DIRECTION
Transcribe every entry word for word. Skip the pictures.

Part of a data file
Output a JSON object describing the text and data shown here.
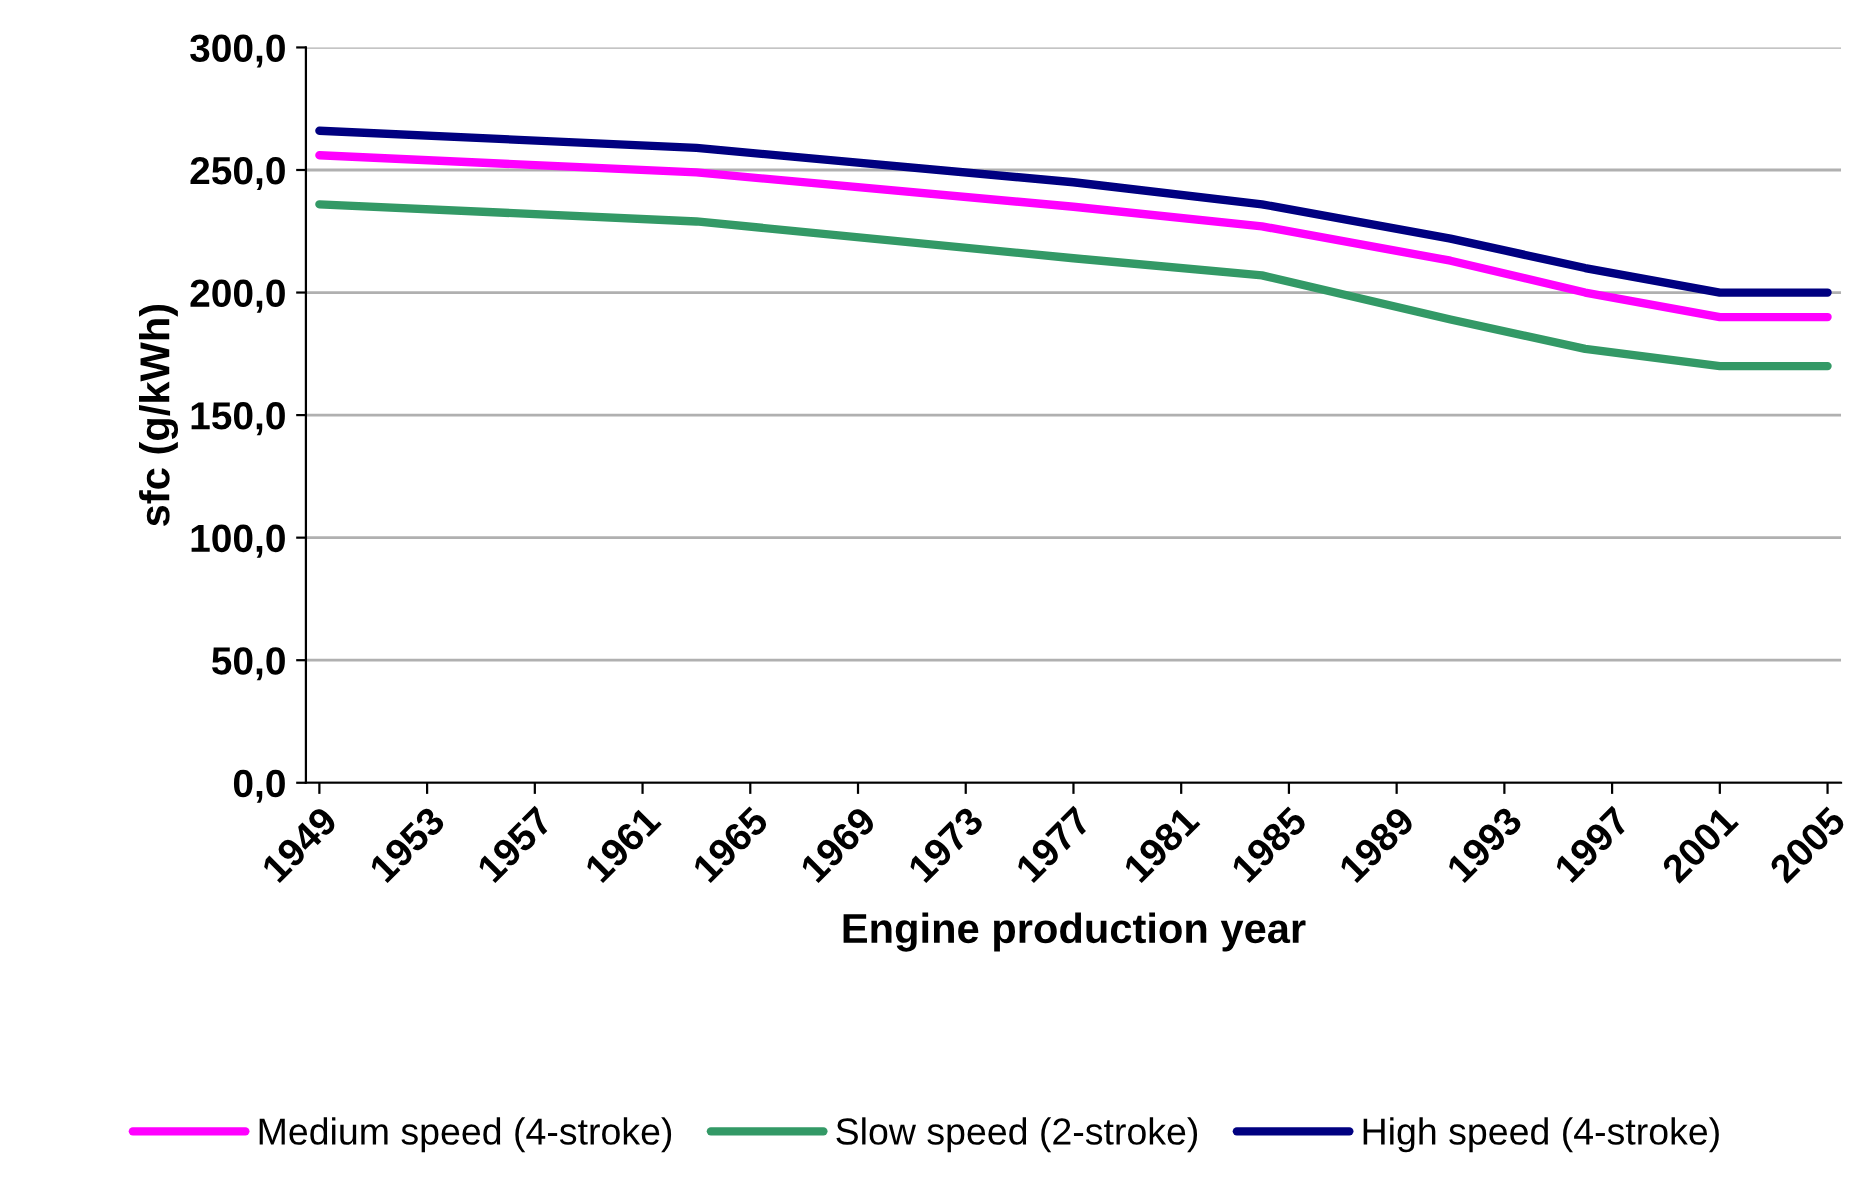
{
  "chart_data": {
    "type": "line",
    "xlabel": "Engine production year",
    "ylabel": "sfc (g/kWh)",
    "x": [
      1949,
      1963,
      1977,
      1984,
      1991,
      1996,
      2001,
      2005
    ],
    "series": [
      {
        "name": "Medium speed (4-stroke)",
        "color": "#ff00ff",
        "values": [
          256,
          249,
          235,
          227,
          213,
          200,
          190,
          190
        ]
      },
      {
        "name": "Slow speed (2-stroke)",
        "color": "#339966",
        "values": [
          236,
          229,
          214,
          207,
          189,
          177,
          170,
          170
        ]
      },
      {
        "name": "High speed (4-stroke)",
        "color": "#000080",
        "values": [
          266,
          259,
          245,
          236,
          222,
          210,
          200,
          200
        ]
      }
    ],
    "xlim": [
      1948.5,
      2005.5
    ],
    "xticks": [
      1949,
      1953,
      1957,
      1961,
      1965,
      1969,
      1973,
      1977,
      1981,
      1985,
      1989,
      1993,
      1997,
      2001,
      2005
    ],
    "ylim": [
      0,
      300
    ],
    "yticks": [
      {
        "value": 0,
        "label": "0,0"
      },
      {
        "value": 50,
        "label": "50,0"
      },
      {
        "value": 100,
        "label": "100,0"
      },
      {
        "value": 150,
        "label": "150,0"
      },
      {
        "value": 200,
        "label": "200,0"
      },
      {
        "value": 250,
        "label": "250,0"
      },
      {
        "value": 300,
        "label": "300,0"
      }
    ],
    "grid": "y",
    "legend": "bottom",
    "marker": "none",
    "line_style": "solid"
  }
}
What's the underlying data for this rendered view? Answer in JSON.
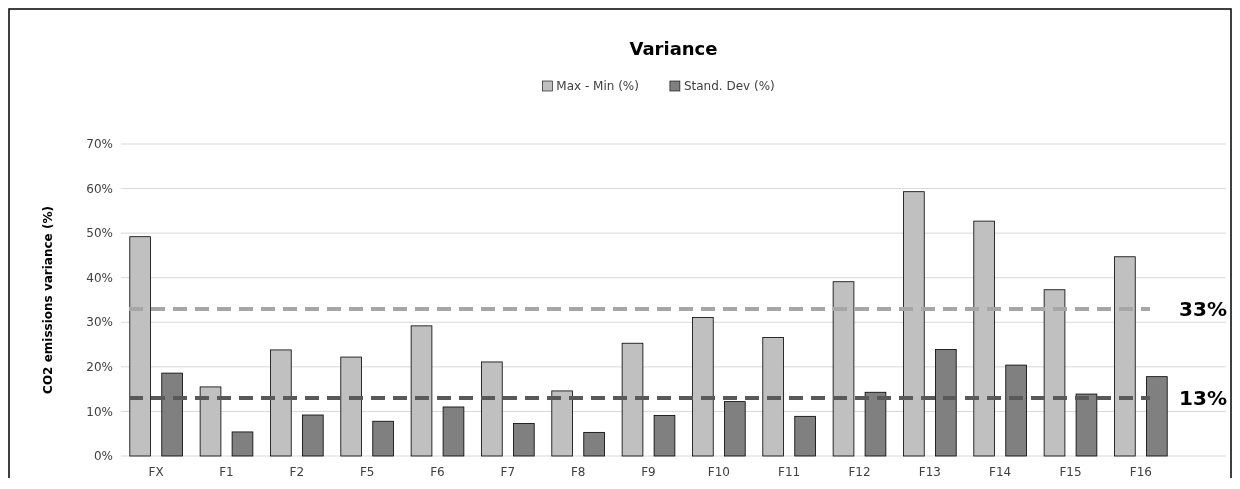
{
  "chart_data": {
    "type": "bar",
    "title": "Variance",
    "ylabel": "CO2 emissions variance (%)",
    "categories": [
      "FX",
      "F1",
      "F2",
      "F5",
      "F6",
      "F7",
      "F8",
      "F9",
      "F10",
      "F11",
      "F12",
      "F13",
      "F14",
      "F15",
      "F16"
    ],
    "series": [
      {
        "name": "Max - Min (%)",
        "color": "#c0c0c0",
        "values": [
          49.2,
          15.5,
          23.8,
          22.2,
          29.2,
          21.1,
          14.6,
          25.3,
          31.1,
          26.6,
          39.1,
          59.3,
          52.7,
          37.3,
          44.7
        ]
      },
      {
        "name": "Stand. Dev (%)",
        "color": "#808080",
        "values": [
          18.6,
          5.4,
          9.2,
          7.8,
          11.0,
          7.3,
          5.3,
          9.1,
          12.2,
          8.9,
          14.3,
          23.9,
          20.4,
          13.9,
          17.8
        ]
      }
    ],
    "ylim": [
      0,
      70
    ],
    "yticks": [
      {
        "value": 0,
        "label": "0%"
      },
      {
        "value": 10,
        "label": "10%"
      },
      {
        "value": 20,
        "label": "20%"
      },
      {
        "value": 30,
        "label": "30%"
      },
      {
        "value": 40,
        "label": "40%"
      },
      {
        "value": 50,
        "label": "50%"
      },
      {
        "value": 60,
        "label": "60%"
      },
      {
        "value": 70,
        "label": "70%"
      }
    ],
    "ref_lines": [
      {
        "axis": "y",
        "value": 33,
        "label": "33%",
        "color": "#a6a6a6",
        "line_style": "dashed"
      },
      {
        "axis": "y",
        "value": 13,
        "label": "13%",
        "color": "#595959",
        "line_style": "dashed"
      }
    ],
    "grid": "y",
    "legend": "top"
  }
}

REPLY
Output a JSON object describing the text and data shown here.
{
  "chart_data": {
    "type": "line",
    "xlabel": "Engine production year",
    "ylabel": "sfc (g/kWh)",
    "x": [
      1949,
      1963,
      1977,
      1984,
      1991,
      1996,
      2001,
      2005
    ],
    "series": [
      {
        "name": "Medium speed (4-stroke)",
        "color": "#ff00ff",
        "values": [
          256,
          249,
          235,
          227,
          213,
          200,
          190,
          190
        ]
      },
      {
        "name": "Slow speed (2-stroke)",
        "color": "#339966",
        "values": [
          236,
          229,
          214,
          207,
          189,
          177,
          170,
          170
        ]
      },
      {
        "name": "High speed (4-stroke)",
        "color": "#000080",
        "values": [
          266,
          259,
          245,
          236,
          222,
          210,
          200,
          200
        ]
      }
    ],
    "xlim": [
      1948.5,
      2005.5
    ],
    "xticks": [
      1949,
      1953,
      1957,
      1961,
      1965,
      1969,
      1973,
      1977,
      1981,
      1985,
      1989,
      1993,
      1997,
      2001,
      2005
    ],
    "ylim": [
      0,
      300
    ],
    "yticks": [
      {
        "value": 0,
        "label": "0,0"
      },
      {
        "value": 50,
        "label": "50,0"
      },
      {
        "value": 100,
        "label": "100,0"
      },
      {
        "value": 150,
        "label": "150,0"
      },
      {
        "value": 200,
        "label": "200,0"
      },
      {
        "value": 250,
        "label": "250,0"
      },
      {
        "value": 300,
        "label": "300,0"
      }
    ],
    "grid": "y",
    "legend": "bottom",
    "marker": "none",
    "line_style": "solid"
  }
}
What's the underlying data for this rendered view? Answer in JSON.
{
  "chart_data": {
    "type": "bar",
    "title": "Variance",
    "ylabel": "CO2 emissions variance (%)",
    "categories": [
      "FX",
      "F1",
      "F2",
      "F5",
      "F6",
      "F7",
      "F8",
      "F9",
      "F10",
      "F11",
      "F12",
      "F13",
      "F14",
      "F15",
      "F16"
    ],
    "series": [
      {
        "name": "Max - Min (%)",
        "color": "#c0c0c0",
        "values": [
          49.2,
          15.5,
          23.8,
          22.2,
          29.2,
          21.1,
          14.6,
          25.3,
          31.1,
          26.6,
          39.1,
          59.3,
          52.7,
          37.3,
          44.7
        ]
      },
      {
        "name": "Stand. Dev (%)",
        "color": "#808080",
        "values": [
          18.6,
          5.4,
          9.2,
          7.8,
          11.0,
          7.3,
          5.3,
          9.1,
          12.2,
          8.9,
          14.3,
          23.9,
          20.4,
          13.9,
          17.8
        ]
      }
    ],
    "ylim": [
      0,
      70
    ],
    "yticks": [
      {
        "value": 0,
        "label": "0%"
      },
      {
        "value": 10,
        "label": "10%"
      },
      {
        "value": 20,
        "label": "20%"
      },
      {
        "value": 30,
        "label": "30%"
      },
      {
        "value": 40,
        "label": "40%"
      },
      {
        "value": 50,
        "label": "50%"
      },
      {
        "value": 60,
        "label": "60%"
      },
      {
        "value": 70,
        "label": "70%"
      }
    ],
    "ref_lines": [
      {
        "axis": "y",
        "value": 33,
        "label": "33%",
        "color": "#a6a6a6",
        "line_style": "dashed"
      },
      {
        "axis": "y",
        "value": 13,
        "label": "13%",
        "color": "#595959",
        "line_style": "dashed"
      }
    ],
    "grid": "y",
    "legend": "top"
  }
}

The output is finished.